> **WRITTEN TASK**
Copy every one of the entries below word for word, leaving out the pictures.

------ RAW RECORDS

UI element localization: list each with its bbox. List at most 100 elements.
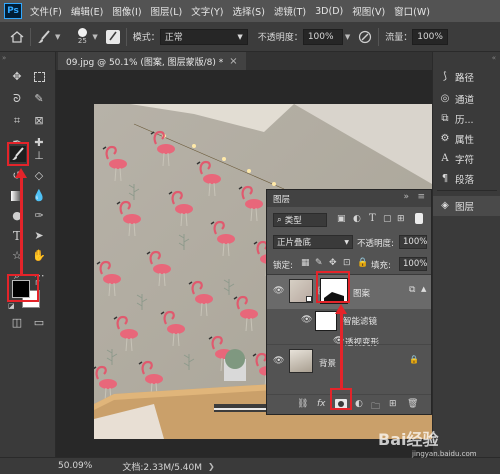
lock-all-icon[interactable]: 🔒 — [357, 258, 368, 268]
brush-settings-panel-icon[interactable] — [105, 29, 120, 44]
toolbar-collapse-icon[interactable]: » — [2, 54, 6, 62]
new-adjustment-layer-icon[interactable]: ◐ — [355, 399, 363, 409]
document-tab[interactable]: 09.jpg @ 50.1% (图案, 图层蒙版/8) * × — [58, 52, 246, 70]
document-info[interactable]: 文档:2.33M/5.40M — [122, 460, 202, 473]
smart-filter-mask-thumbnail[interactable] — [315, 311, 337, 331]
menu-3d[interactable]: 3D(D) — [315, 6, 343, 17]
brush-tool-icon[interactable] — [37, 29, 53, 44]
tool-preset-dropdown-icon[interactable]: ▼ — [55, 33, 60, 41]
collapse-panel-icon[interactable]: » — [403, 192, 409, 202]
link-layers-icon[interactable]: ⛓ — [297, 399, 308, 409]
marquee-tool-icon[interactable] — [32, 70, 46, 84]
layer-opacity-field[interactable]: 100% — [399, 235, 427, 249]
filter-adjustment-icon[interactable]: ◐ — [353, 214, 361, 224]
panel-menu-icon[interactable]: ≡ — [417, 192, 425, 202]
background-layer-thumbnail[interactable] — [289, 349, 313, 373]
options-bar: ▼ 25 ▼ 模式： 正常 ▼ 不透明度： 100% ▼ 流量： 100% — [0, 22, 500, 52]
eraser-tool-icon[interactable]: ◇ — [32, 169, 46, 183]
pen-tool-icon[interactable]: ✑ — [32, 209, 46, 223]
new-layer-icon[interactable]: ⊞ — [389, 399, 397, 409]
lock-transparent-icon[interactable]: ▦ — [301, 258, 310, 268]
visibility-eye-icon[interactable]: 👁 — [273, 286, 284, 296]
status-menu-icon[interactable]: ❯ — [208, 462, 215, 471]
close-tab-icon[interactable]: × — [229, 56, 237, 67]
lasso-tool-icon[interactable]: ᘐ — [10, 92, 24, 106]
annotation-arrow-tool-head — [15, 168, 27, 178]
home-icon[interactable] — [10, 30, 24, 43]
menu-type[interactable]: 文字(Y) — [191, 4, 223, 18]
annotation-brush-tool-box — [7, 142, 29, 166]
layers-panel-button[interactable]: ◈ 图层 — [433, 196, 500, 216]
layer-row-background[interactable]: 👁 背景 🔒 — [267, 344, 431, 378]
zoom-level[interactable]: 50.09% — [58, 461, 92, 471]
flow-field[interactable]: 100% — [412, 28, 449, 45]
paths-label: 路径 — [455, 73, 475, 84]
menu-filter[interactable]: 滤镜(T) — [274, 4, 306, 18]
properties-panel-button[interactable]: ⚙ 属性 — [439, 132, 475, 146]
menu-file[interactable]: 文件(F) — [30, 4, 62, 18]
healing-brush-tool-icon[interactable]: ✚ — [32, 136, 46, 150]
screen-mode-icon[interactable]: ▭ — [32, 316, 46, 330]
foreground-color-swatch[interactable] — [12, 280, 30, 298]
layers-panel-header[interactable]: 图层 » ≡ — [267, 190, 431, 207]
history-panel-button[interactable]: ⧉ 历... — [439, 112, 473, 126]
menu-select[interactable]: 选择(S) — [232, 4, 264, 18]
filter-toggle-icon[interactable] — [415, 213, 423, 224]
flow-label: 流量： — [385, 33, 413, 43]
add-layer-style-button[interactable]: fx — [317, 399, 326, 409]
filter-type-icon[interactable]: T — [369, 213, 376, 224]
filter-smart-object-icon[interactable]: ⊞ — [397, 214, 405, 224]
chevron-down-icon: ▼ — [237, 32, 243, 41]
brush-picker-dropdown-icon[interactable]: ▼ — [92, 33, 97, 41]
menu-image[interactable]: 图像(I) — [112, 4, 141, 18]
delete-layer-icon[interactable]: 🗑 — [407, 399, 418, 409]
pressure-opacity-icon[interactable] — [358, 30, 372, 44]
paragraph-panel-button[interactable]: ¶ 段落 — [439, 172, 474, 186]
new-group-icon[interactable]: 🗀 — [371, 399, 380, 415]
menu-view[interactable]: 视图(V) — [352, 4, 385, 18]
opacity-dropdown-icon[interactable]: ▼ — [345, 33, 350, 41]
blend-mode-value: 正片叠底 — [277, 238, 312, 248]
layer-filter-select[interactable]: ⌕ 类型 — [273, 213, 327, 227]
menu-edit[interactable]: 编辑(E) — [71, 4, 103, 18]
filter-shape-icon[interactable]: ▢ — [383, 214, 392, 224]
crop-tool-icon[interactable]: ⌗ — [10, 114, 24, 128]
opacity-value: 100% — [307, 31, 334, 42]
visibility-eye-icon[interactable]: 👁 — [301, 315, 312, 325]
brush-preset-picker[interactable]: 25 — [72, 28, 92, 45]
mode-select[interactable]: 正常 ▼ — [159, 28, 248, 45]
opacity-field[interactable]: 100% — [302, 28, 343, 45]
layer-name[interactable]: 图案 — [353, 287, 370, 299]
blend-mode-select[interactable]: 正片叠底 ▼ — [273, 235, 353, 249]
visibility-eye-icon[interactable]: 👁 — [273, 356, 284, 366]
menu-window[interactable]: 窗口(W) — [394, 4, 430, 18]
filter-pixel-icon[interactable]: ▣ — [337, 214, 346, 224]
expand-effects-icon[interactable]: ▲ — [421, 285, 426, 293]
clone-stamp-tool-icon[interactable]: ⊥ — [32, 149, 46, 163]
photoshop-logo[interactable]: Ps — [4, 3, 22, 19]
paths-panel-button[interactable]: ⟆ 路径 — [439, 70, 474, 84]
layer-name[interactable]: 背景 — [319, 357, 336, 369]
move-tool-icon[interactable]: ✥ — [10, 70, 24, 84]
blur-tool-icon[interactable]: 💧 — [32, 189, 46, 203]
frame-tool-icon[interactable]: ⊠ — [32, 114, 46, 128]
channels-panel-button[interactable]: ◎ 通道 — [439, 92, 474, 106]
layer-thumbnail[interactable] — [289, 279, 313, 303]
default-colors-icon[interactable]: ◪ — [8, 302, 15, 310]
quick-mask-icon[interactable]: ◫ — [10, 316, 24, 330]
character-panel-button[interactable]: A 字符 — [439, 152, 474, 166]
lock-image-icon[interactable]: ✎ — [315, 258, 323, 268]
annotation-arrow-tool-shaft — [20, 176, 23, 276]
layers-panel-title[interactable]: 图层 — [273, 193, 290, 205]
lock-position-icon[interactable]: ✥ — [329, 258, 337, 268]
panel-dock-collapse-icon[interactable]: « — [492, 54, 496, 62]
fill-field[interactable]: 100% — [399, 257, 427, 271]
path-selection-tool-icon[interactable]: ➤ — [32, 229, 46, 243]
hand-tool-icon[interactable]: ✋ — [32, 249, 46, 263]
tools-panel: » ✥ ᘐ ✎ ⌗ ⊠ ✒ ✚ ⊥ ↺ ◇ 💧 ● ✑ T ➤ ☆ ✋ ⌕ ⋯ … — [0, 52, 56, 457]
smart-filters-row[interactable]: 👁 智能滤镜 — [267, 309, 431, 333]
character-label: 字符 — [455, 155, 475, 166]
lock-artboard-icon[interactable]: ⊡ — [343, 258, 351, 268]
quick-select-tool-icon[interactable]: ✎ — [32, 92, 46, 106]
menu-layer[interactable]: 图层(L) — [151, 4, 183, 18]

------------

> **FINAL ANSWER**
UI element localization: list each with its bbox. List at most 100 elements.
lock-all-icon[interactable]: 🔒 — [357, 258, 368, 268]
brush-settings-panel-icon[interactable] — [105, 29, 120, 44]
toolbar-collapse-icon[interactable]: » — [2, 54, 6, 62]
new-adjustment-layer-icon[interactable]: ◐ — [355, 399, 363, 409]
document-tab[interactable]: 09.jpg @ 50.1% (图案, 图层蒙版/8) * × — [58, 52, 246, 70]
document-info[interactable]: 文档:2.33M/5.40M — [122, 460, 202, 473]
smart-filter-mask-thumbnail[interactable] — [315, 311, 337, 331]
menu-3d[interactable]: 3D(D) — [315, 6, 343, 17]
brush-tool-icon[interactable] — [37, 29, 53, 44]
tool-preset-dropdown-icon[interactable]: ▼ — [55, 33, 60, 41]
collapse-panel-icon[interactable]: » — [403, 192, 409, 202]
link-layers-icon[interactable]: ⛓ — [297, 399, 308, 409]
marquee-tool-icon[interactable] — [32, 70, 46, 84]
layer-opacity-field[interactable]: 100% — [399, 235, 427, 249]
filter-adjustment-icon[interactable]: ◐ — [353, 214, 361, 224]
panel-menu-icon[interactable]: ≡ — [417, 192, 425, 202]
background-layer-thumbnail[interactable] — [289, 349, 313, 373]
options-bar: ▼ 25 ▼ 模式： 正常 ▼ 不透明度： 100% ▼ 流量： 100% — [0, 22, 500, 52]
eraser-tool-icon[interactable]: ◇ — [32, 169, 46, 183]
pen-tool-icon[interactable]: ✑ — [32, 209, 46, 223]
new-layer-icon[interactable]: ⊞ — [389, 399, 397, 409]
lock-transparent-icon[interactable]: ▦ — [301, 258, 310, 268]
visibility-eye-icon[interactable]: 👁 — [273, 286, 284, 296]
status-menu-icon[interactable]: ❯ — [208, 462, 215, 471]
close-tab-icon[interactable]: × — [229, 56, 237, 67]
lasso-tool-icon[interactable]: ᘐ — [10, 92, 24, 106]
annotation-arrow-tool-head — [15, 168, 27, 178]
home-icon[interactable] — [10, 30, 24, 43]
menu-type[interactable]: 文字(Y) — [191, 4, 223, 18]
annotation-brush-tool-box — [7, 142, 29, 166]
layers-panel-button[interactable]: ◈ 图层 — [433, 196, 500, 216]
layer-row-background[interactable]: 👁 背景 🔒 — [267, 344, 431, 378]
zoom-level[interactable]: 50.09% — [58, 461, 92, 471]
flow-field[interactable]: 100% — [412, 28, 449, 45]
paths-label: 路径 — [455, 73, 475, 84]
menu-filter[interactable]: 滤镜(T) — [274, 4, 306, 18]
properties-panel-button[interactable]: ⚙ 属性 — [439, 132, 475, 146]
menu-file[interactable]: 文件(F) — [30, 4, 62, 18]
healing-brush-tool-icon[interactable]: ✚ — [32, 136, 46, 150]
screen-mode-icon[interactable]: ▭ — [32, 316, 46, 330]
foreground-color-swatch[interactable] — [12, 280, 30, 298]
layers-panel-header[interactable]: 图层 » ≡ — [267, 190, 431, 207]
history-panel-button[interactable]: ⧉ 历... — [439, 112, 473, 126]
menu-select[interactable]: 选择(S) — [232, 4, 264, 18]
filter-toggle-icon[interactable] — [415, 213, 423, 224]
flow-label: 流量： — [385, 33, 413, 43]
add-layer-style-button[interactable]: fx — [317, 399, 326, 409]
filter-type-icon[interactable]: T — [369, 213, 376, 224]
filter-smart-object-icon[interactable]: ⊞ — [397, 214, 405, 224]
chevron-down-icon: ▼ — [237, 32, 243, 41]
brush-picker-dropdown-icon[interactable]: ▼ — [92, 33, 97, 41]
menu-image[interactable]: 图像(I) — [112, 4, 141, 18]
delete-layer-icon[interactable]: 🗑 — [407, 399, 418, 409]
pressure-opacity-icon[interactable] — [358, 30, 372, 44]
paragraph-panel-button[interactable]: ¶ 段落 — [439, 172, 474, 186]
new-group-icon[interactable]: 🗀 — [371, 399, 380, 415]
menu-view[interactable]: 视图(V) — [352, 4, 385, 18]
opacity-dropdown-icon[interactable]: ▼ — [345, 33, 350, 41]
blend-mode-value: 正片叠底 — [277, 238, 312, 248]
layer-filter-select[interactable]: ⌕ 类型 — [273, 213, 327, 227]
menu-edit[interactable]: 编辑(E) — [71, 4, 103, 18]
filter-shape-icon[interactable]: ▢ — [383, 214, 392, 224]
crop-tool-icon[interactable]: ⌗ — [10, 114, 24, 128]
opacity-value: 100% — [307, 31, 334, 42]
visibility-eye-icon[interactable]: 👁 — [301, 315, 312, 325]
brush-preset-picker[interactable]: 25 — [72, 28, 92, 45]
mode-select[interactable]: 正常 ▼ — [159, 28, 248, 45]
opacity-field[interactable]: 100% — [302, 28, 343, 45]
layer-name[interactable]: 图案 — [353, 287, 370, 299]
blend-mode-select[interactable]: 正片叠底 ▼ — [273, 235, 353, 249]
visibility-eye-icon[interactable]: 👁 — [273, 356, 284, 366]
menu-window[interactable]: 窗口(W) — [394, 4, 430, 18]
filter-pixel-icon[interactable]: ▣ — [337, 214, 346, 224]
expand-effects-icon[interactable]: ▲ — [421, 285, 426, 293]
clone-stamp-tool-icon[interactable]: ⊥ — [32, 149, 46, 163]
photoshop-logo[interactable]: Ps — [4, 3, 22, 19]
paths-panel-button[interactable]: ⟆ 路径 — [439, 70, 474, 84]
layer-name[interactable]: 背景 — [319, 357, 336, 369]
move-tool-icon[interactable]: ✥ — [10, 70, 24, 84]
blur-tool-icon[interactable]: 💧 — [32, 189, 46, 203]
frame-tool-icon[interactable]: ⊠ — [32, 114, 46, 128]
channels-panel-button[interactable]: ◎ 通道 — [439, 92, 474, 106]
layer-thumbnail[interactable] — [289, 279, 313, 303]
default-colors-icon[interactable]: ◪ — [8, 302, 15, 310]
quick-mask-icon[interactable]: ◫ — [10, 316, 24, 330]
character-panel-button[interactable]: A 字符 — [439, 152, 474, 166]
lock-image-icon[interactable]: ✎ — [315, 258, 323, 268]
annotation-arrow-tool-shaft — [20, 176, 23, 276]
layers-panel-title[interactable]: 图层 — [273, 193, 290, 205]
lock-position-icon[interactable]: ✥ — [329, 258, 337, 268]
panel-dock-collapse-icon[interactable]: « — [492, 54, 496, 62]
fill-field[interactable]: 100% — [399, 257, 427, 271]
path-selection-tool-icon[interactable]: ➤ — [32, 229, 46, 243]
hand-tool-icon[interactable]: ✋ — [32, 249, 46, 263]
tools-panel: » ✥ ᘐ ✎ ⌗ ⊠ ✒ ✚ ⊥ ↺ ◇ 💧 ● ✑ T ➤ ☆ ✋ ⌕ ⋯ … — [0, 52, 56, 457]
smart-filters-row[interactable]: 👁 智能滤镜 — [267, 309, 431, 333]
character-label: 字符 — [455, 155, 475, 166]
lock-artboard-icon[interactable]: ⊡ — [343, 258, 351, 268]
quick-select-tool-icon[interactable]: ✎ — [32, 92, 46, 106]
menu-layer[interactable]: 图层(L) — [151, 4, 183, 18]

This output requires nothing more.